■ Objective
Find the string "date" and gather every line that holds it.
**** Extracted information
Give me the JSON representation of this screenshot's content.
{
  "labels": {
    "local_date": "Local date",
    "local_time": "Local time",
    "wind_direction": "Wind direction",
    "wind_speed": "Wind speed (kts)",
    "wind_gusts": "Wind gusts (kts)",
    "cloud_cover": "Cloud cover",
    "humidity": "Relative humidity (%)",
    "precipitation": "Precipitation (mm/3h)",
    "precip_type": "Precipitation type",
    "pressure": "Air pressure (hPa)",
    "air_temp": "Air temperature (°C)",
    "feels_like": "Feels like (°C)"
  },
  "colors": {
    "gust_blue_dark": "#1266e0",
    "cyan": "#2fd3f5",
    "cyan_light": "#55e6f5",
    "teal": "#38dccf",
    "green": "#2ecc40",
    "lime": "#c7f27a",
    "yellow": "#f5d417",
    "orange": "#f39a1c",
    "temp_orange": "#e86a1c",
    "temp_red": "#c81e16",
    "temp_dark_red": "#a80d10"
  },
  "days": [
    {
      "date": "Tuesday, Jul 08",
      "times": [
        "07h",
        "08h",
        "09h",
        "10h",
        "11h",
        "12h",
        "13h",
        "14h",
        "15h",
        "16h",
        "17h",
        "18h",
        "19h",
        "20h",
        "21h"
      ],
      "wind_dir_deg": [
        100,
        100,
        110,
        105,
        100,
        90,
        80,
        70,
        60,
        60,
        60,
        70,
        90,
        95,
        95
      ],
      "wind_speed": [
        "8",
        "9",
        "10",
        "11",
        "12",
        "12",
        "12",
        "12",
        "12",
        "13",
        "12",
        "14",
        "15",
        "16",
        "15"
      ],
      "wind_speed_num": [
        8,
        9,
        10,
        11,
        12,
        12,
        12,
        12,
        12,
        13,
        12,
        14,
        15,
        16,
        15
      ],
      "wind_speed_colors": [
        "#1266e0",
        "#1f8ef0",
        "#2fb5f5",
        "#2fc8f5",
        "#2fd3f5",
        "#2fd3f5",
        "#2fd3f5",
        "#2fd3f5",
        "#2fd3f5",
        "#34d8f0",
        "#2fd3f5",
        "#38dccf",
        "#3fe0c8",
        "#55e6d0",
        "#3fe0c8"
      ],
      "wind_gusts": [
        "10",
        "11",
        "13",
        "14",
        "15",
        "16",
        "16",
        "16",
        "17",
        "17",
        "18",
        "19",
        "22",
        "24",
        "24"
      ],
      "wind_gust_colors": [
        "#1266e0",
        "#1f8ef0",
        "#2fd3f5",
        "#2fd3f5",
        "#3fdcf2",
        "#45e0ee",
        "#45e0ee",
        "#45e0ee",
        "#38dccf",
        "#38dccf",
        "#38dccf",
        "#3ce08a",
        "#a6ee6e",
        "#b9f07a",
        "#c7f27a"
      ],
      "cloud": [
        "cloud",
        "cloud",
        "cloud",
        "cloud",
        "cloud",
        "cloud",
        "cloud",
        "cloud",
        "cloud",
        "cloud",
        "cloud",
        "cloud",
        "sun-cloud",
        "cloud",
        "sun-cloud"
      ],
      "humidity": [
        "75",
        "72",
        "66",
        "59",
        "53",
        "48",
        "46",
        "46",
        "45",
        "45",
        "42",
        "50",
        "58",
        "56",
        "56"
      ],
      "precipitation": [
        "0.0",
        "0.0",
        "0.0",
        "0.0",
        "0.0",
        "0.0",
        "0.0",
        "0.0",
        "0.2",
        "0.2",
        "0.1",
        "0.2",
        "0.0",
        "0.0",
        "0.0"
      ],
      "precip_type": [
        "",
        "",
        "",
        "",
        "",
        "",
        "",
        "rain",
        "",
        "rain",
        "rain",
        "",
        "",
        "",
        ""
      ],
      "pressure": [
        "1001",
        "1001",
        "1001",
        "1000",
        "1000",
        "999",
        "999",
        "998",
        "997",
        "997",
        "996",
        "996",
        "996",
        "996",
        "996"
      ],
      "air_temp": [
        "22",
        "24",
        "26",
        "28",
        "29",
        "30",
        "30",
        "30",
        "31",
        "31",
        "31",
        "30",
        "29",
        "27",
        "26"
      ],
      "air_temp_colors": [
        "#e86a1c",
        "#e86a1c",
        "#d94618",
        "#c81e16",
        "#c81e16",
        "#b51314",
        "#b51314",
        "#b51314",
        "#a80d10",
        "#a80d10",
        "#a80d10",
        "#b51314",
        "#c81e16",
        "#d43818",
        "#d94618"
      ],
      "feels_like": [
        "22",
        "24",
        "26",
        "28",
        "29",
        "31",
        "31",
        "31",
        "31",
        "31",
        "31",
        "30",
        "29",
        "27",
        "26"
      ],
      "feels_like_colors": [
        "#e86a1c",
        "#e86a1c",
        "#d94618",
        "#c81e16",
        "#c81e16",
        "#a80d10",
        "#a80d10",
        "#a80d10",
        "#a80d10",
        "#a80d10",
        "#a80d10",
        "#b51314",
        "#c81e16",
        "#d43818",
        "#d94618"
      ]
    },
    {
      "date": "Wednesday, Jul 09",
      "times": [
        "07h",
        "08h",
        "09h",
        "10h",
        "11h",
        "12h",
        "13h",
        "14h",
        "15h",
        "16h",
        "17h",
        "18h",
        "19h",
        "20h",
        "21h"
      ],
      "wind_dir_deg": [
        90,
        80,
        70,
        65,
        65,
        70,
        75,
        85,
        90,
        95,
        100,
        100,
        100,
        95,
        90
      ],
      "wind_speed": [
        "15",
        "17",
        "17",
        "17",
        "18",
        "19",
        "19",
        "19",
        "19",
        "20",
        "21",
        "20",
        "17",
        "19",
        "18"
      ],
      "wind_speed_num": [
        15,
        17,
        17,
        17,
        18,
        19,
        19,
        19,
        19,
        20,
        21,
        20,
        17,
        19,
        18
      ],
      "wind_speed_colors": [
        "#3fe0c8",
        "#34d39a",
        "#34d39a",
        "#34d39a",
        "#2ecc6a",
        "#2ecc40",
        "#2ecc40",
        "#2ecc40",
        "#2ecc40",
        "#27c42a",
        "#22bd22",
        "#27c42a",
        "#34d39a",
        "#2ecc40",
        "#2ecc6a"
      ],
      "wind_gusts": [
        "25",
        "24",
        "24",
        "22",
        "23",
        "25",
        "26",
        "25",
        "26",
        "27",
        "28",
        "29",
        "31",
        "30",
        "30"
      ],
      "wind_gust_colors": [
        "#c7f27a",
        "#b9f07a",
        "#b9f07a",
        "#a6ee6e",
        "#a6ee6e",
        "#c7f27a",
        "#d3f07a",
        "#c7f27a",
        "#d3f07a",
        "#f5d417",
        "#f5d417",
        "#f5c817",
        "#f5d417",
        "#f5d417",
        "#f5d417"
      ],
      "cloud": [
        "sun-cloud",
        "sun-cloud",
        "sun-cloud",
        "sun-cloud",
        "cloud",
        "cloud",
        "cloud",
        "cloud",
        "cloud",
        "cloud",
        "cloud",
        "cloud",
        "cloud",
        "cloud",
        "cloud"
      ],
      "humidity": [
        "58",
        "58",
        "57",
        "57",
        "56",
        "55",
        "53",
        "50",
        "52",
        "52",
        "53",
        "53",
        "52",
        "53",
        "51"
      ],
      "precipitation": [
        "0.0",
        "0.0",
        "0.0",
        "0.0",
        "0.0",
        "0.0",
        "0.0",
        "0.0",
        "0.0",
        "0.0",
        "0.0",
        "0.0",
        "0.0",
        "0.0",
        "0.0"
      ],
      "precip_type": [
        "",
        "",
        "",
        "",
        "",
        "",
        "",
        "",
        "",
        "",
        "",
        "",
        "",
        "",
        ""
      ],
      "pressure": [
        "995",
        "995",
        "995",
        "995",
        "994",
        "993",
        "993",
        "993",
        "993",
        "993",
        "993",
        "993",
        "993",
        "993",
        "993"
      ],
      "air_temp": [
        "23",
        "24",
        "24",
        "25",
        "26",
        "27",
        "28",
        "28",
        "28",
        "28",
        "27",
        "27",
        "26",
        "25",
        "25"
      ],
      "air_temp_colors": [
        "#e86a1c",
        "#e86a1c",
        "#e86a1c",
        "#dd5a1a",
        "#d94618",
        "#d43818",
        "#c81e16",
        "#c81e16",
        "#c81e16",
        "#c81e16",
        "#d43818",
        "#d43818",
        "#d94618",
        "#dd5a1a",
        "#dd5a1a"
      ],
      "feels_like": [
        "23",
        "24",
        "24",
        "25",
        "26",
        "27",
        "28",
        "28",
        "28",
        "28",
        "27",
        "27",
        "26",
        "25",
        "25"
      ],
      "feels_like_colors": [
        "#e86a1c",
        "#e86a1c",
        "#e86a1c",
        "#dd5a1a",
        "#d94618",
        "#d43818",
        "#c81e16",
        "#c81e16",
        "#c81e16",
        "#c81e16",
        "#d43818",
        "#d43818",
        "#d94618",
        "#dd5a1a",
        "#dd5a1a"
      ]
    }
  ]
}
********
■ Task output
    "local_date": "Local date",
      "date": "Tuesday, Jul 08",
      "date": "Wednesday, Jul 09",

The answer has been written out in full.